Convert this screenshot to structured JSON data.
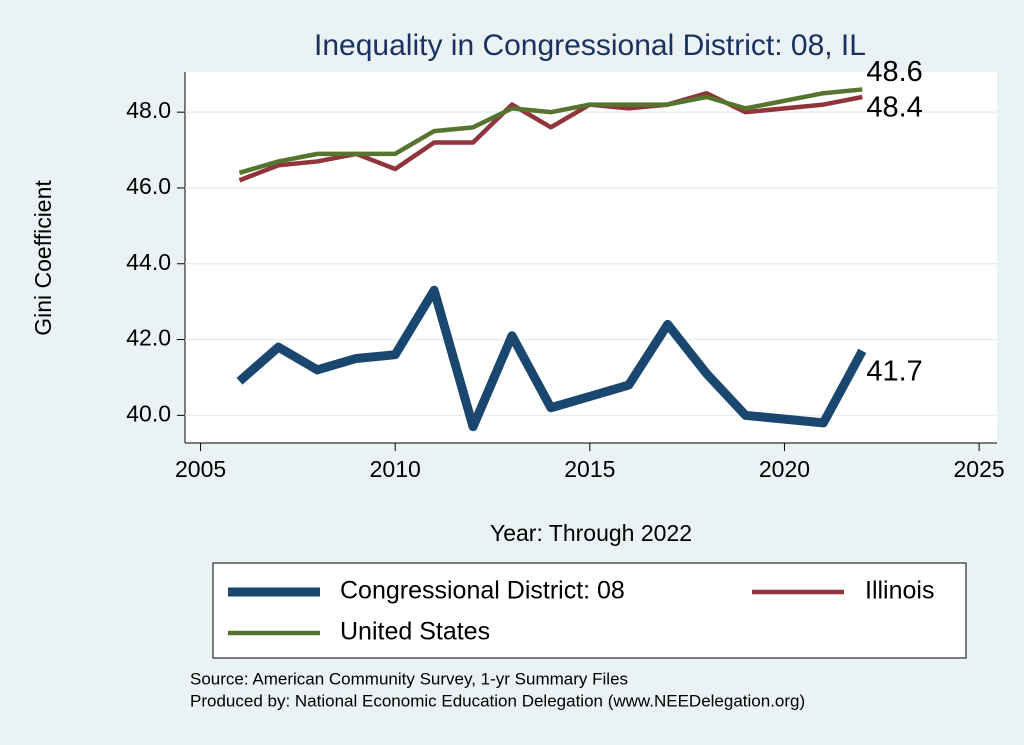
{
  "chart_data": {
    "type": "line",
    "title": "Inequality in Congressional District:  08, IL",
    "x_label": "Year: Through 2022",
    "y_label": "Gini Coefficient",
    "x": [
      2006,
      2007,
      2008,
      2009,
      2010,
      2011,
      2012,
      2013,
      2014,
      2015,
      2016,
      2017,
      2018,
      2019,
      2021,
      2022
    ],
    "series": [
      {
        "name": "Congressional District:  08",
        "color": "#1a476f",
        "width": 9,
        "values": [
          40.9,
          41.8,
          41.2,
          41.5,
          41.6,
          43.3,
          39.7,
          42.1,
          40.2,
          40.5,
          40.8,
          42.4,
          41.1,
          40.0,
          39.8,
          41.7
        ],
        "end_label": "41.7"
      },
      {
        "name": "Illinois",
        "color": "#90353b",
        "width": 4.5,
        "values": [
          46.2,
          46.6,
          46.7,
          46.9,
          46.5,
          47.2,
          47.2,
          48.2,
          47.6,
          48.2,
          48.1,
          48.2,
          48.5,
          48.0,
          48.2,
          48.4
        ],
        "end_label": "48.4"
      },
      {
        "name": "United States",
        "color": "#55752f",
        "width": 4.5,
        "values": [
          46.4,
          46.7,
          46.9,
          46.9,
          46.9,
          47.5,
          47.6,
          48.1,
          48.0,
          48.2,
          48.2,
          48.2,
          48.4,
          48.1,
          48.5,
          48.6
        ],
        "end_label": "48.6"
      }
    ],
    "xlim": [
      2004.6,
      2025.46
    ],
    "ylim": [
      39.27,
      49.06
    ],
    "xticks": [
      2005,
      2010,
      2015,
      2020,
      2025
    ],
    "yticks": [
      {
        "value": 40,
        "label": "40.0"
      },
      {
        "value": 42,
        "label": "42.0"
      },
      {
        "value": 44,
        "label": "44.0"
      },
      {
        "value": 46,
        "label": "46.0"
      },
      {
        "value": 48,
        "label": "48.0"
      }
    ],
    "grid": true,
    "notes": [
      "Source: American Community Survey, 1-yr Summary Files",
      "Produced by: National Economic Education Delegation (www.NEEDelegation.org)"
    ]
  }
}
++++++++++
• _Given instruction_
Copy and report every line where the word "Congressional" is present.

• _Exercise response_
    "title": "Inequality in Congressional District:  08, IL",
        "name": "Congressional District:  08",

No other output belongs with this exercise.